[Goal] Present the data once more in exactly its original form.

[Records to use]
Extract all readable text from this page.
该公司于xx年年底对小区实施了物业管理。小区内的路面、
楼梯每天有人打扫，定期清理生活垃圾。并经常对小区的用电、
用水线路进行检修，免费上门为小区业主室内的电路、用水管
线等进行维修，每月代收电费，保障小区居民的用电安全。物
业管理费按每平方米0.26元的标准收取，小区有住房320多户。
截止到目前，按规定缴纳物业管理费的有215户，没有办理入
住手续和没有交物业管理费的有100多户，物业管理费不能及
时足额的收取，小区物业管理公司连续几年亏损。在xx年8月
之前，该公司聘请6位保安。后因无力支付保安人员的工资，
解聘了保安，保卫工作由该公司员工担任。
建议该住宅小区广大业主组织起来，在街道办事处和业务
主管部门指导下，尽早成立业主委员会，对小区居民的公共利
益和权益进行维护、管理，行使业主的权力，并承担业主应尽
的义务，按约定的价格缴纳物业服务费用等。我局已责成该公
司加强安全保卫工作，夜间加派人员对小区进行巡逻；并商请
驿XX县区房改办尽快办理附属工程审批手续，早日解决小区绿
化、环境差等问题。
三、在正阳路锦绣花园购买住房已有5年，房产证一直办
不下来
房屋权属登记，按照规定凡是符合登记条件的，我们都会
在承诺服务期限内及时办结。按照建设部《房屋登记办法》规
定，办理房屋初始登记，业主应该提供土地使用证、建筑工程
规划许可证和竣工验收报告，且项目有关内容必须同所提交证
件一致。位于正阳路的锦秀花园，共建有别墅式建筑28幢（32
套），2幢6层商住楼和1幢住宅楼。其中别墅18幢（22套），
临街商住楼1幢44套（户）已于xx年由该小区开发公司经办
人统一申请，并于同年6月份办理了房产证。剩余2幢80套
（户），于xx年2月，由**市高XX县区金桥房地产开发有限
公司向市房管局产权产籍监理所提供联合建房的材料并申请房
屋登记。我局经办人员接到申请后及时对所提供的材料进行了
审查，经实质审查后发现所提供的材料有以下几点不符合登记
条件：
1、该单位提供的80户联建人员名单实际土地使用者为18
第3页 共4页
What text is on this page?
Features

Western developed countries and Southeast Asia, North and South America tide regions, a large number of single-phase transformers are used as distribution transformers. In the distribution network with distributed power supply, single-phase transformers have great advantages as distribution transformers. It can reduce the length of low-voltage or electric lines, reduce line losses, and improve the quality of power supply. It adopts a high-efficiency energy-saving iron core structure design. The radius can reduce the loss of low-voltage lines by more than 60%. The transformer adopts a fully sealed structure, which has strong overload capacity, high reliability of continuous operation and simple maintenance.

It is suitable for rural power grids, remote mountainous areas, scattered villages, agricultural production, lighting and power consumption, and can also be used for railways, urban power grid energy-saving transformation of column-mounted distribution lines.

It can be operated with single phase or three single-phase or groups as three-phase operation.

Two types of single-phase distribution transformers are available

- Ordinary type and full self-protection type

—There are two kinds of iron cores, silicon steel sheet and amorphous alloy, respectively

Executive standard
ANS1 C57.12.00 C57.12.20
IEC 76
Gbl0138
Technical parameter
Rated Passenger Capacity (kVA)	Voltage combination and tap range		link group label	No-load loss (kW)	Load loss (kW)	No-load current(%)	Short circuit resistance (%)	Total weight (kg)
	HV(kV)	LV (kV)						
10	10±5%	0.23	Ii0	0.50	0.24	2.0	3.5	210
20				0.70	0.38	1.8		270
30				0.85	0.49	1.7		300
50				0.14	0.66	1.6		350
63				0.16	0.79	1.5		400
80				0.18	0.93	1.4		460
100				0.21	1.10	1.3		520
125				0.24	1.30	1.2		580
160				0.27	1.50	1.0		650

[Complete output]
Extract all readable text from this page.
该公司于xx年年底对小区实施了物业管理。小区内的路面、
楼梯每天有人打扫，定期清理生活垃圾。并经常对小区的用电、
用水线路进行检修，免费上门为小区业主室内的电路、用水管
线等进行维修，每月代收电费，保障小区居民的用电安全。物
业管理费按每平方米0.26元的标准收取，小区有住房320多户。
截止到目前，按规定缴纳物业管理费的有215户，没有办理入
住手续和没有交物业管理费的有100多户，物业管理费不能及
时足额的收取，小区物业管理公司连续几年亏损。在xx年8月
之前，该公司聘请6位保安。后因无力支付保安人员的工资，
解聘了保安，保卫工作由该公司员工担任。
建议该住宅小区广大业主组织起来，在街道办事处和业务
主管部门指导下，尽早成立业主委员会，对小区居民的公共利
益和权益进行维护、管理，行使业主的权力，并承担业主应尽
的义务，按约定的价格缴纳物业服务费用等。我局已责成该公
司加强安全保卫工作，夜间加派人员对小区进行巡逻；并商请
驿XX县区房改办尽快办理附属工程审批手续，早日解决小区绿
化、环境差等问题。
三、在正阳路锦绣花园购买住房已有5年，房产证一直办
不下来
房屋权属登记，按照规定凡是符合登记条件的，我们都会
在承诺服务期限内及时办结。按照建设部《房屋登记办法》规
定，办理房屋初始登记，业主应该提供土地使用证、建筑工程
规划许可证和竣工验收报告，且项目有关内容必须同所提交证
件一致。位于正阳路的锦秀花园，共建有别墅式建筑28幢（32
套），2幢6层商住楼和1幢住宅楼。其中别墅18幢（22套），
临街商住楼1幢44套（户）已于xx年由该小区开发公司经办
人统一申请，并于同年6月份办理了房产证。剩余2幢80套
（户），于xx年2月，由**市高XX县区金桥房地产开发有限
公司向市房管局产权产籍监理所提供联合建房的材料并申请房
屋登记。我局经办人员接到申请后及时对所提供的材料进行了
审查，经实质审查后发现所提供的材料有以下几点不符合登记
条件：
1、该单位提供的80户联建人员名单实际土地使用者为18
第3页 共4页
What text is on this page?
Features

Western developed countries and Southeast Asia, North and South America tide regions, a large number of single-phase transformers are used as distribution transformers. In the distribution network with distributed power supply, single-phase transformers have great advantages as distribution transformers. It can reduce the length of low-voltage or electric lines, reduce line losses, and improve the quality of power supply. It adopts a high-efficiency energy-saving iron core structure design. The radius can reduce the loss of low-voltage lines by more than 60%. The transformer adopts a fully sealed structure, which has strong overload capacity, high reliability of continuous operation and simple maintenance.

It is suitable for rural power grids, remote mountainous areas, scattered villages, agricultural production, lighting and power consumption, and can also be used for railways, urban power grid energy-saving transformation of column-mounted distribution lines.

It can be operated with single phase or three single-phase or groups as three-phase operation.

Two types of single-phase distribution transformers are available

- Ordinary type and full self-protection type

—There are two kinds of iron cores, silicon steel sheet and amorphous alloy, respectively

Executive standard
ANS1 C57.12.00 C57.12.20
IEC 76
Gbl0138
Technical parameter
Rated Passenger Capacity (kVA)	Voltage combination and tap range		link group label	No-load loss (kW)	Load loss (kW)	No-load current(%)	Short circuit resistance (%)	Total weight (kg)
	HV(kV)	LV (kV)						
10	10±5%	0.23	Ii0	0.50	0.24	2.0	3.5	210
20				0.70	0.38	1.8		270
30				0.85	0.49	1.7		300
50				0.14	0.66	1.6		350
63				0.16	0.79	1.5		400
80				0.18	0.93	1.4		460
100				0.21	1.10	1.3		520
125				0.24	1.30	1.2		580
160				0.27	1.50	1.0		650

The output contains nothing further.